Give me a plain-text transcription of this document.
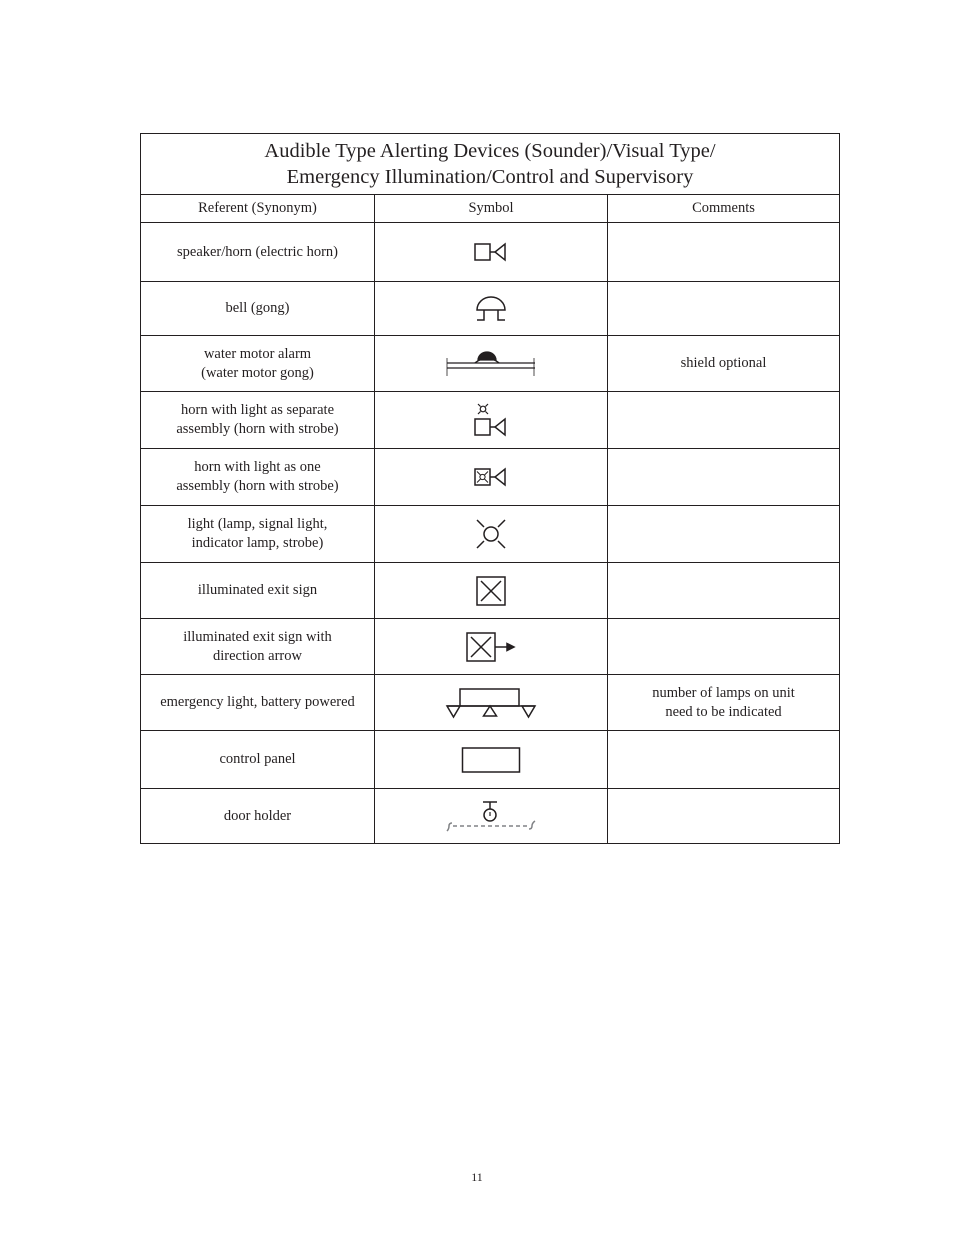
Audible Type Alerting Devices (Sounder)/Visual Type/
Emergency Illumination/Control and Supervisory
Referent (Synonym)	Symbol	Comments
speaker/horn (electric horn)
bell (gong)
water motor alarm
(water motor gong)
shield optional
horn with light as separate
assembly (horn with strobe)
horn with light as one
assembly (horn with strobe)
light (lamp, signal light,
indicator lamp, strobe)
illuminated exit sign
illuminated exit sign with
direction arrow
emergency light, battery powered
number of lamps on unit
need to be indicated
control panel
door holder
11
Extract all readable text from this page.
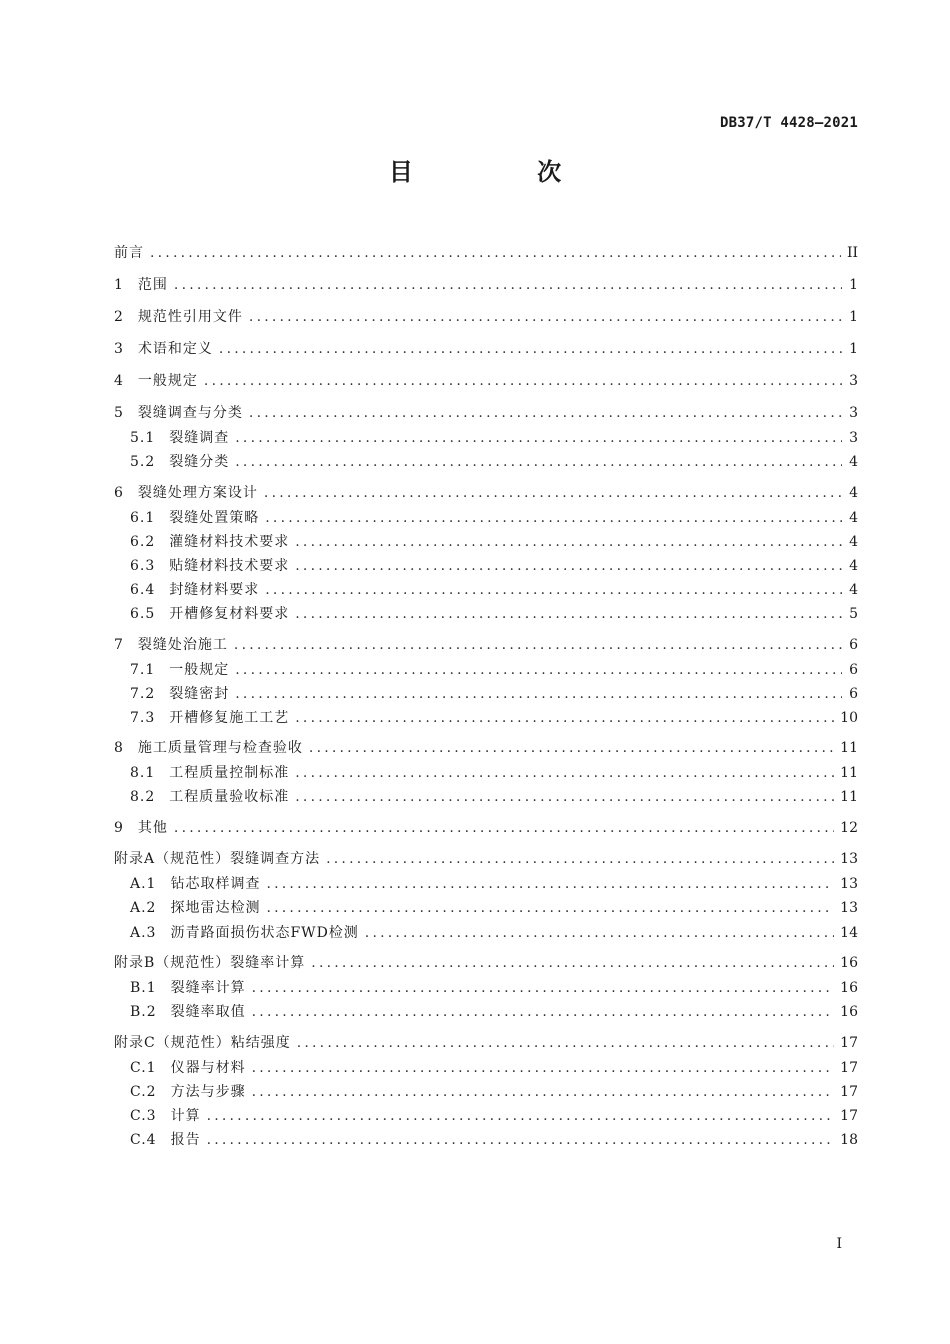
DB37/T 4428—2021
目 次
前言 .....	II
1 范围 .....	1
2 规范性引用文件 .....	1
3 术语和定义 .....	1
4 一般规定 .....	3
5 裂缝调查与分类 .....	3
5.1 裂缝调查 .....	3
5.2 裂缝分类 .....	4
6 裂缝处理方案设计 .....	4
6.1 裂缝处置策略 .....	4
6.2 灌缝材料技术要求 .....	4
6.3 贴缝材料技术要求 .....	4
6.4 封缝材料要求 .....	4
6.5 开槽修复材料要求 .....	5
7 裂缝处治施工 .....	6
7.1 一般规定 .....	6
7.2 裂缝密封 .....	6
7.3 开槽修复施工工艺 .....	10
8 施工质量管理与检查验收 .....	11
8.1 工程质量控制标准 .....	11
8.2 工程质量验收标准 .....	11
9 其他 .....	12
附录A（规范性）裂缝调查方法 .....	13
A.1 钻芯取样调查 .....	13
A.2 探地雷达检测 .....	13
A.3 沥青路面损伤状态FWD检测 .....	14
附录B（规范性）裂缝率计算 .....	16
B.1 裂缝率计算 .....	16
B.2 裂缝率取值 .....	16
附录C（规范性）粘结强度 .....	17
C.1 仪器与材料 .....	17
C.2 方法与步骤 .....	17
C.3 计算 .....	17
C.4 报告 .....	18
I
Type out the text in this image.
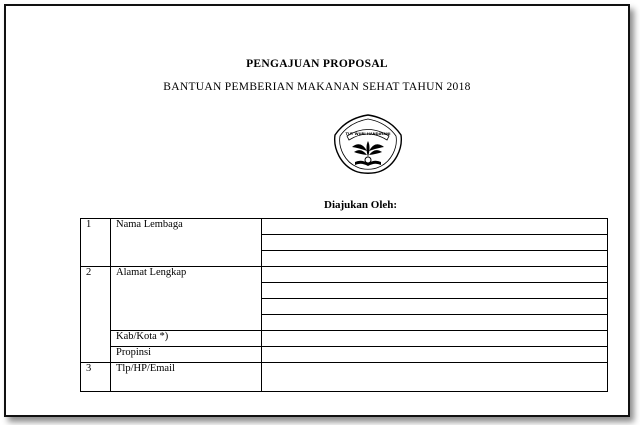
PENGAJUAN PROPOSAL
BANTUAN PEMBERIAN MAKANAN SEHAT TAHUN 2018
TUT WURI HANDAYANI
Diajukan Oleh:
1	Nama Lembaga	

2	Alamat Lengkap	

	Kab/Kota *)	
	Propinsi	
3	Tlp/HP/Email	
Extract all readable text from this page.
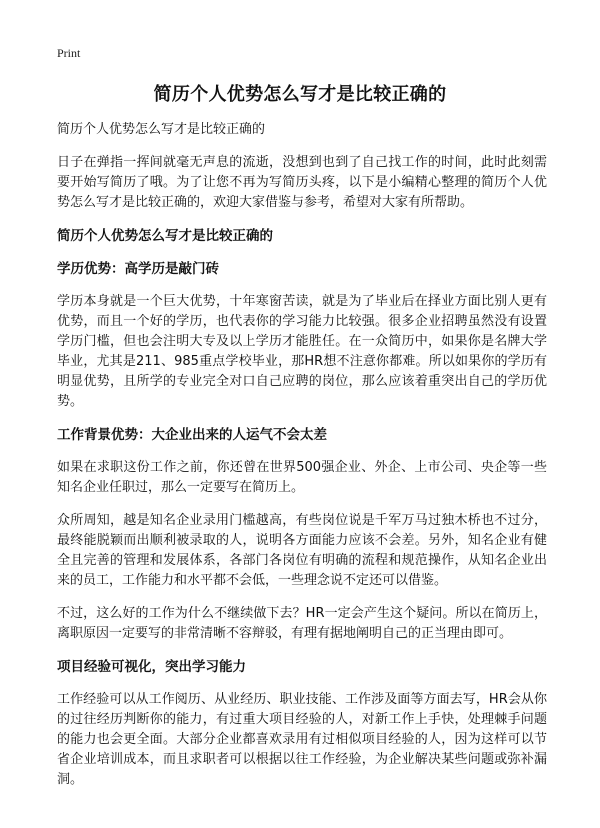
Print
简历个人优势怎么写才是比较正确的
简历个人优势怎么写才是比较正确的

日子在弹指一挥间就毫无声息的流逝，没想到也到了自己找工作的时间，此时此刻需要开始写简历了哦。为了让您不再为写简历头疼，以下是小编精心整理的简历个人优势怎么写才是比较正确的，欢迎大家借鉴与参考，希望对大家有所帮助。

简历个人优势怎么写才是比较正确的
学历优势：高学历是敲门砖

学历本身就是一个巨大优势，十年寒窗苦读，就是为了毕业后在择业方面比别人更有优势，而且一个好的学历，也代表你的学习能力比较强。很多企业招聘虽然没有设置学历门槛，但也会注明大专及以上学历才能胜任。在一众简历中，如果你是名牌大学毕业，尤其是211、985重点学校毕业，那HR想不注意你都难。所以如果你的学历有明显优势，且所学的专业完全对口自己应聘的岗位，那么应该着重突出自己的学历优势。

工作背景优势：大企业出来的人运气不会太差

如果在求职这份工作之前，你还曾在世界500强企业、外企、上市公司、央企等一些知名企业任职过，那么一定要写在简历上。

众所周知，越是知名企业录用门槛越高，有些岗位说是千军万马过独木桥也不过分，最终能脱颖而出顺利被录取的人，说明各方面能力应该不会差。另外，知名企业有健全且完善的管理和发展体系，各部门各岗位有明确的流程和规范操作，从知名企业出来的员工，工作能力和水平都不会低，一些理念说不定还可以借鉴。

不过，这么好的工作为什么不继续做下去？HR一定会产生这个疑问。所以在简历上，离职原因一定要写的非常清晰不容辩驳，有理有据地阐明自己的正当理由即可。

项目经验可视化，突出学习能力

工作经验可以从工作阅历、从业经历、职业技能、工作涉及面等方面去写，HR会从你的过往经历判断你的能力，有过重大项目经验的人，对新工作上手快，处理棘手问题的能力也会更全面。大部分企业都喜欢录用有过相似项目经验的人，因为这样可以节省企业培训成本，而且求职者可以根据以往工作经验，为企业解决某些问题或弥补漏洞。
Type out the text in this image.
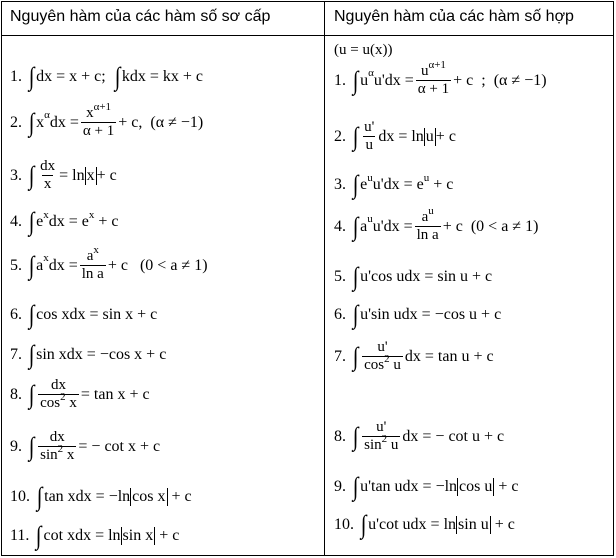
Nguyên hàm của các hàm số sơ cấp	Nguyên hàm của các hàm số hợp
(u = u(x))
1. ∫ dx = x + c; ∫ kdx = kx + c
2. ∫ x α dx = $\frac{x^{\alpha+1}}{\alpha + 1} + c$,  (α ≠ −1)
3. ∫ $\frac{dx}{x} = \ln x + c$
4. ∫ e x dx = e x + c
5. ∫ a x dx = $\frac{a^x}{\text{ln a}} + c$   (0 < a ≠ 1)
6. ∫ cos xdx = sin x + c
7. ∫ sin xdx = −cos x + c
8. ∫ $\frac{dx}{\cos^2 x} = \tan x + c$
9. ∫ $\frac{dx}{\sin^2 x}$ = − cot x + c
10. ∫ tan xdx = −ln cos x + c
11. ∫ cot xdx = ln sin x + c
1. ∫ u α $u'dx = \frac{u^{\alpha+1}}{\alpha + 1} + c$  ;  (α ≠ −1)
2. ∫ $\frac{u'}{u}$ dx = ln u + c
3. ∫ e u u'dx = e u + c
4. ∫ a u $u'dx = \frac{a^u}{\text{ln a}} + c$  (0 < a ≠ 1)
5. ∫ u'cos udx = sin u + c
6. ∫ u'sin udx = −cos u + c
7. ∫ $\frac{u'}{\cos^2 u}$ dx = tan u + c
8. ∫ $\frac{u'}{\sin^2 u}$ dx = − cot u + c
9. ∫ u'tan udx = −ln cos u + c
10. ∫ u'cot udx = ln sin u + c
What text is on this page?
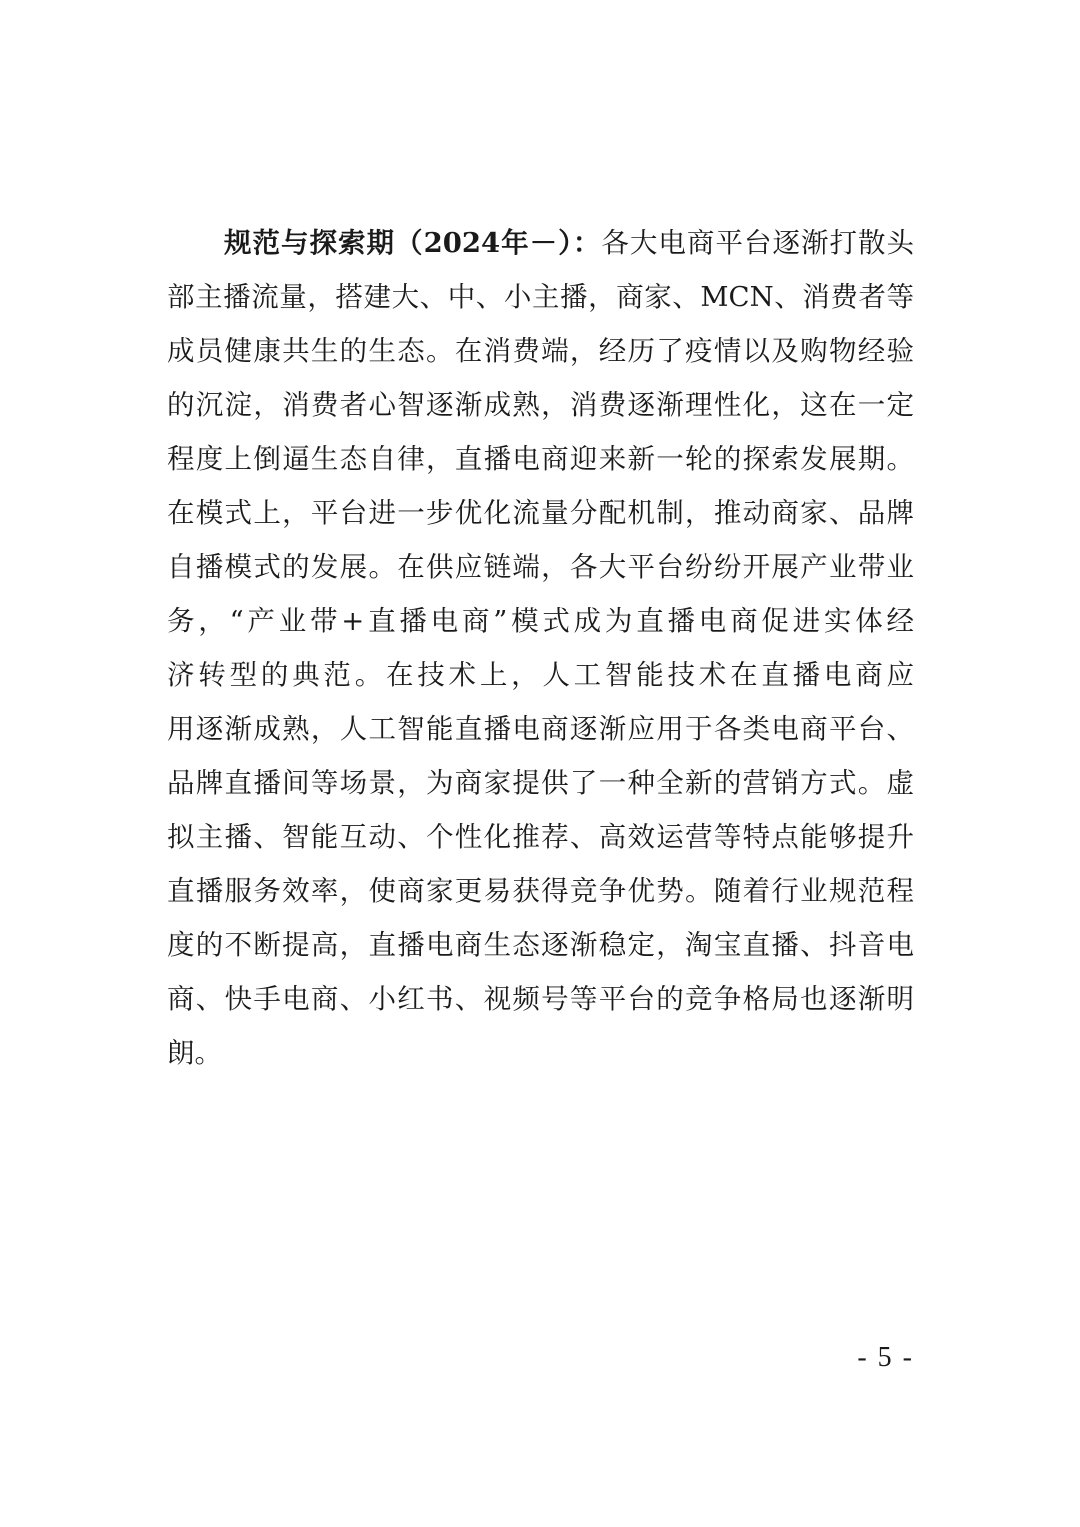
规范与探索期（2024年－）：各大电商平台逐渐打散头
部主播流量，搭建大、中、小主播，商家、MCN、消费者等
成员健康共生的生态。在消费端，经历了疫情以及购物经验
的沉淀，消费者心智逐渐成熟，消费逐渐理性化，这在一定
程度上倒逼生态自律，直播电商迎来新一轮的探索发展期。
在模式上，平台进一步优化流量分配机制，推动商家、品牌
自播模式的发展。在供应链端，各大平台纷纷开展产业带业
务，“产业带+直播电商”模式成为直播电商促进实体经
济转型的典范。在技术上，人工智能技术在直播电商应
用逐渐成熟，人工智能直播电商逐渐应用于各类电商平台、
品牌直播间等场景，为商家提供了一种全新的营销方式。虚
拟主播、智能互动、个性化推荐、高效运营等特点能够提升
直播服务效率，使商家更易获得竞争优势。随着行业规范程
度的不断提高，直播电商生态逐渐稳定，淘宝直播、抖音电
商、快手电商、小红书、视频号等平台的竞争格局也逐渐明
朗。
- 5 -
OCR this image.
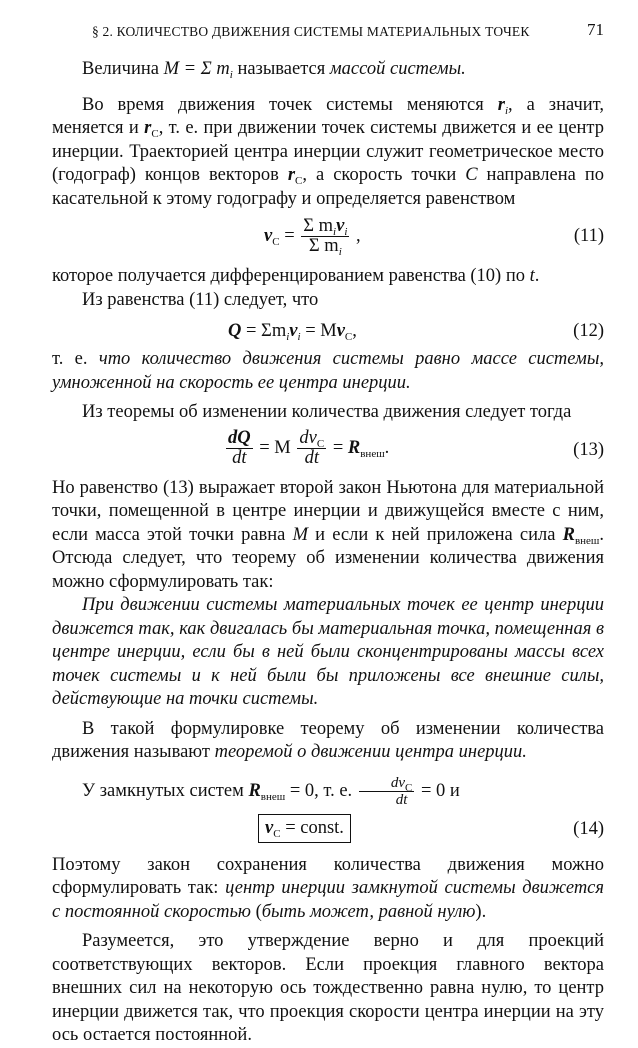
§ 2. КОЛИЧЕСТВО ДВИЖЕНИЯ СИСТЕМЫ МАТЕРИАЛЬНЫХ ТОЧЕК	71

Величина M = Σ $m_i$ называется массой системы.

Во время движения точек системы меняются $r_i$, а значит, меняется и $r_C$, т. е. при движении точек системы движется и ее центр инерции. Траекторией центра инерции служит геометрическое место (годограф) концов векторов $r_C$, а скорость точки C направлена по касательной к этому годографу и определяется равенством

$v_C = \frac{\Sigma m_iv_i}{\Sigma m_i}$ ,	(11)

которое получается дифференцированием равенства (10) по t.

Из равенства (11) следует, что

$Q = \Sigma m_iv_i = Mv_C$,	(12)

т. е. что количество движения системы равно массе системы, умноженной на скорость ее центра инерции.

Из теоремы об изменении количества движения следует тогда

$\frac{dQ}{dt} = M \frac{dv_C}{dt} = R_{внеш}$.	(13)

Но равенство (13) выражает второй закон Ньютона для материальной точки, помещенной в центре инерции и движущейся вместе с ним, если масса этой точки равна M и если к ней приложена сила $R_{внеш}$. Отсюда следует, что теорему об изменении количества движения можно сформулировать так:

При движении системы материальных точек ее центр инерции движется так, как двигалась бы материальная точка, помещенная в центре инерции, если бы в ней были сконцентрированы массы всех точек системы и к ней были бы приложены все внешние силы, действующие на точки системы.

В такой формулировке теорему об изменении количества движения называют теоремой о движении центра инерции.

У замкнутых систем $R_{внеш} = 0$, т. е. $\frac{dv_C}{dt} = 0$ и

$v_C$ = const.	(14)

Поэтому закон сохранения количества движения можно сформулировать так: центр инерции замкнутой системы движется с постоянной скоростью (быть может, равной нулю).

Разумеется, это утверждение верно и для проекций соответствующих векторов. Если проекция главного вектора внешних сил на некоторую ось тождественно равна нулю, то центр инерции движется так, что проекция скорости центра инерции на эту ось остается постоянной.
···
- [EXERCISE OBJECTIVE]:
Return each line in the records that holds the string "alpha".

- [CORRECT RESULT]:
2. ∫ x α dx = $\frac{x^{\alpha+1}}{\alpha + 1} + c$,  (α ≠ −1)
1. ∫ u α $u'dx = \frac{u^{\alpha+1}}{\alpha + 1} + c$  ;  (α ≠ −1)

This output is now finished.